→ **Task details**: Copy every line of the listing exactly.
● ● ● ● ●
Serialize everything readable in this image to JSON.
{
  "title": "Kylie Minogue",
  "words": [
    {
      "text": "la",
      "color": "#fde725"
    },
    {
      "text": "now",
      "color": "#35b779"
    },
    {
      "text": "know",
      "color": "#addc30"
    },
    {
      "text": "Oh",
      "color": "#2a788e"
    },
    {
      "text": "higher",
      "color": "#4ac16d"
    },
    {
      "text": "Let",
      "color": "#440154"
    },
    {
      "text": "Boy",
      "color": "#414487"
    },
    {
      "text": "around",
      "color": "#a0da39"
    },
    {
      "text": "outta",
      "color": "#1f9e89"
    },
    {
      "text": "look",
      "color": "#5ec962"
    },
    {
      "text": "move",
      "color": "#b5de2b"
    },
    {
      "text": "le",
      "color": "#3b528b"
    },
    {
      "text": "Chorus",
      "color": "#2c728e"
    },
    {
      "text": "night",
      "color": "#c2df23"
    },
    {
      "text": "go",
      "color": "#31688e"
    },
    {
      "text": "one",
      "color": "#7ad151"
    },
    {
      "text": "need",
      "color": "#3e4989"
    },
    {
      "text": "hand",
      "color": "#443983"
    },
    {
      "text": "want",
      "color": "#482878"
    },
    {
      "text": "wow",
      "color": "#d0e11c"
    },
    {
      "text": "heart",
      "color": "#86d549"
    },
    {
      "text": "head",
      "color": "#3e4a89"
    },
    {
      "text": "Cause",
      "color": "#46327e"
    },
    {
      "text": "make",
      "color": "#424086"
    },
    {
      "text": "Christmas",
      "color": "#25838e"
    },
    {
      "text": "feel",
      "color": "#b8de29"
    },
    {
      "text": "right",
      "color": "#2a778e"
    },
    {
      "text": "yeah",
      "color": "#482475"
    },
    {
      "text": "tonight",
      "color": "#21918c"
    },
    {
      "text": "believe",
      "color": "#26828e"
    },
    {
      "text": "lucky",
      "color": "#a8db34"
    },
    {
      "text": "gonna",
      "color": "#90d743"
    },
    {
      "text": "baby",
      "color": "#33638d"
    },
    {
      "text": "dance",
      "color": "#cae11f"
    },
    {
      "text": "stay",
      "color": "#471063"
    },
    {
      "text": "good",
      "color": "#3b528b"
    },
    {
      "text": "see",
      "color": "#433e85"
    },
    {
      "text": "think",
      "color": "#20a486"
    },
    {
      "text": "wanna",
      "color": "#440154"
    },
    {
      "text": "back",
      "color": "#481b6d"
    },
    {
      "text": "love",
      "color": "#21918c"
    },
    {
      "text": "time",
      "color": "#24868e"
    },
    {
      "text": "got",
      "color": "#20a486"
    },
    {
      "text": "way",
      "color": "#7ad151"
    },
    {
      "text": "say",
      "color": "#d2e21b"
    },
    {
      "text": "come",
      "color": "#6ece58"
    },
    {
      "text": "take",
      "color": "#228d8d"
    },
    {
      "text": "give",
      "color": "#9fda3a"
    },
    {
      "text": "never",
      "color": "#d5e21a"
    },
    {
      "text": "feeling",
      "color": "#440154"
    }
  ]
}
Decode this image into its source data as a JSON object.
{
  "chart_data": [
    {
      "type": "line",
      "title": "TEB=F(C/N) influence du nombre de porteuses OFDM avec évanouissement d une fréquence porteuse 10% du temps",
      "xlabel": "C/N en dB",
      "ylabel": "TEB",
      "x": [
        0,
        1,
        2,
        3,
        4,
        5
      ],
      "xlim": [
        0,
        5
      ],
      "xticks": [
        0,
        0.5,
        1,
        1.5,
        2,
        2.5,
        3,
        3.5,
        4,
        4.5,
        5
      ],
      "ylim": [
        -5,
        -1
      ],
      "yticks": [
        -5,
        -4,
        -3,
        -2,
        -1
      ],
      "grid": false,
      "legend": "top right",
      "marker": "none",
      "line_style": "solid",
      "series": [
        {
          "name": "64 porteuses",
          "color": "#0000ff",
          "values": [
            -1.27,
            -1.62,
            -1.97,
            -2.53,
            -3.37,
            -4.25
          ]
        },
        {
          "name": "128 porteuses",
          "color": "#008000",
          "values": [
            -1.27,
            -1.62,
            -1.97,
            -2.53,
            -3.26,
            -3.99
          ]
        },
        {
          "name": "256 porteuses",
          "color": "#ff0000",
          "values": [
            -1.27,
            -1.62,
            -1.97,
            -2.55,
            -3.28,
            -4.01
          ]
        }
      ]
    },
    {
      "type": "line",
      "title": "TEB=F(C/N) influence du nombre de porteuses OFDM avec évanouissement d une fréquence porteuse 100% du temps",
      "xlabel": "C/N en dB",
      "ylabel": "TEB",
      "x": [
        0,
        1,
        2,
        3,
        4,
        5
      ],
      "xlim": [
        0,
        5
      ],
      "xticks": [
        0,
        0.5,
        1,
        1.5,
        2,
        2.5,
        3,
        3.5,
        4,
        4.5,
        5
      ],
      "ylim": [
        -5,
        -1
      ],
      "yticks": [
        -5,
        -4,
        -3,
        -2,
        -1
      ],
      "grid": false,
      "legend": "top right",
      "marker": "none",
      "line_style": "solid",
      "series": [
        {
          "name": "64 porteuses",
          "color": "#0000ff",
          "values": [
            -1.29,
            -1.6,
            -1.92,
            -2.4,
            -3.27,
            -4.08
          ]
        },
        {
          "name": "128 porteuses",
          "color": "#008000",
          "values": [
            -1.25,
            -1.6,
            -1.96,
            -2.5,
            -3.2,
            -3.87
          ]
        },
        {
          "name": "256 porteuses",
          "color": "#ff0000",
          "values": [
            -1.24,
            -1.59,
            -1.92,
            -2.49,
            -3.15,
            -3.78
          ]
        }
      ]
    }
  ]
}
● ● ● ● ●
→ **Full solution**:
Serialize everything readable in this image to JSON.
{
  "title": "Kylie Minogue",
  "words": [
    {
      "text": "la",
      "color": "#fde725"
    },
    {
      "text": "now",
      "color": "#35b779"
    },
    {
      "text": "know",
      "color": "#addc30"
    },
    {
      "text": "Oh",
      "color": "#2a788e"
    },
    {
      "text": "higher",
      "color": "#4ac16d"
    },
    {
      "text": "Let",
      "color": "#440154"
    },
    {
      "text": "Boy",
      "color": "#414487"
    },
    {
      "text": "around",
      "color": "#a0da39"
    },
    {
      "text": "outta",
      "color": "#1f9e89"
    },
    {
      "text": "look",
      "color": "#5ec962"
    },
    {
      "text": "move",
      "color": "#b5de2b"
    },
    {
      "text": "le",
      "color": "#3b528b"
    },
    {
      "text": "Chorus",
      "color": "#2c728e"
    },
    {
      "text": "night",
      "color": "#c2df23"
    },
    {
      "text": "go",
      "color": "#31688e"
    },
    {
      "text": "one",
      "color": "#7ad151"
    },
    {
      "text": "need",
      "color": "#3e4989"
    },
    {
      "text": "hand",
      "color": "#443983"
    },
    {
      "text": "want",
      "color": "#482878"
    },
    {
      "text": "wow",
      "color": "#d0e11c"
    },
    {
      "text": "heart",
      "color": "#86d549"
    },
    {
      "text": "head",
      "color": "#3e4a89"
    },
    {
      "text": "Cause",
      "color": "#46327e"
    },
    {
      "text": "make",
      "color": "#424086"
    },
    {
      "text": "Christmas",
      "color": "#25838e"
    },
    {
      "text": "feel",
      "color": "#b8de29"
    },
    {
      "text": "right",
      "color": "#2a778e"
    },
    {
      "text": "yeah",
      "color": "#482475"
    },
    {
      "text": "tonight",
      "color": "#21918c"
    },
    {
      "text": "believe",
      "color": "#26828e"
    },
    {
      "text": "lucky",
      "color": "#a8db34"
    },
    {
      "text": "gonna",
      "color": "#90d743"
    },
    {
      "text": "baby",
      "color": "#33638d"
    },
    {
      "text": "dance",
      "color": "#cae11f"
    },
    {
      "text": "stay",
      "color": "#471063"
    },
    {
      "text": "good",
      "color": "#3b528b"
    },
    {
      "text": "see",
      "color": "#433e85"
    },
    {
      "text": "think",
      "color": "#20a486"
    },
    {
      "text": "wanna",
      "color": "#440154"
    },
    {
      "text": "back",
      "color": "#481b6d"
    },
    {
      "text": "love",
      "color": "#21918c"
    },
    {
      "text": "time",
      "color": "#24868e"
    },
    {
      "text": "got",
      "color": "#20a486"
    },
    {
      "text": "way",
      "color": "#7ad151"
    },
    {
      "text": "say",
      "color": "#d2e21b"
    },
    {
      "text": "come",
      "color": "#6ece58"
    },
    {
      "text": "take",
      "color": "#228d8d"
    },
    {
      "text": "give",
      "color": "#9fda3a"
    },
    {
      "text": "never",
      "color": "#d5e21a"
    },
    {
      "text": "feeling",
      "color": "#440154"
    }
  ]
}
Decode this image into its source data as a JSON object.
{
  "chart_data": [
    {
      "type": "line",
      "title": "TEB=F(C/N) influence du nombre de porteuses OFDM avec évanouissement d une fréquence porteuse 10% du temps",
      "xlabel": "C/N en dB",
      "ylabel": "TEB",
      "x": [
        0,
        1,
        2,
        3,
        4,
        5
      ],
      "xlim": [
        0,
        5
      ],
      "xticks": [
        0,
        0.5,
        1,
        1.5,
        2,
        2.5,
        3,
        3.5,
        4,
        4.5,
        5
      ],
      "ylim": [
        -5,
        -1
      ],
      "yticks": [
        -5,
        -4,
        -3,
        -2,
        -1
      ],
      "grid": false,
      "legend": "top right",
      "marker": "none",
      "line_style": "solid",
      "series": [
        {
          "name": "64 porteuses",
          "color": "#0000ff",
          "values": [
            -1.27,
            -1.62,
            -1.97,
            -2.53,
            -3.37,
            -4.25
          ]
        },
        {
          "name": "128 porteuses",
          "color": "#008000",
          "values": [
            -1.27,
            -1.62,
            -1.97,
            -2.53,
            -3.26,
            -3.99
          ]
        },
        {
          "name": "256 porteuses",
          "color": "#ff0000",
          "values": [
            -1.27,
            -1.62,
            -1.97,
            -2.55,
            -3.28,
            -4.01
          ]
        }
      ]
    },
    {
      "type": "line",
      "title": "TEB=F(C/N) influence du nombre de porteuses OFDM avec évanouissement d une fréquence porteuse 100% du temps",
      "xlabel": "C/N en dB",
      "ylabel": "TEB",
      "x": [
        0,
        1,
        2,
        3,
        4,
        5
      ],
      "xlim": [
        0,
        5
      ],
      "xticks": [
        0,
        0.5,
        1,
        1.5,
        2,
        2.5,
        3,
        3.5,
        4,
        4.5,
        5
      ],
      "ylim": [
        -5,
        -1
      ],
      "yticks": [
        -5,
        -4,
        -3,
        -2,
        -1
      ],
      "grid": false,
      "legend": "top right",
      "marker": "none",
      "line_style": "solid",
      "series": [
        {
          "name": "64 porteuses",
          "color": "#0000ff",
          "values": [
            -1.29,
            -1.6,
            -1.92,
            -2.4,
            -3.27,
            -4.08
          ]
        },
        {
          "name": "128 porteuses",
          "color": "#008000",
          "values": [
            -1.25,
            -1.6,
            -1.96,
            -2.5,
            -3.2,
            -3.87
          ]
        },
        {
          "name": "256 porteuses",
          "color": "#ff0000",
          "values": [
            -1.24,
            -1.59,
            -1.92,
            -2.49,
            -3.15,
            -3.78
          ]
        }
      ]
    }
  ]
}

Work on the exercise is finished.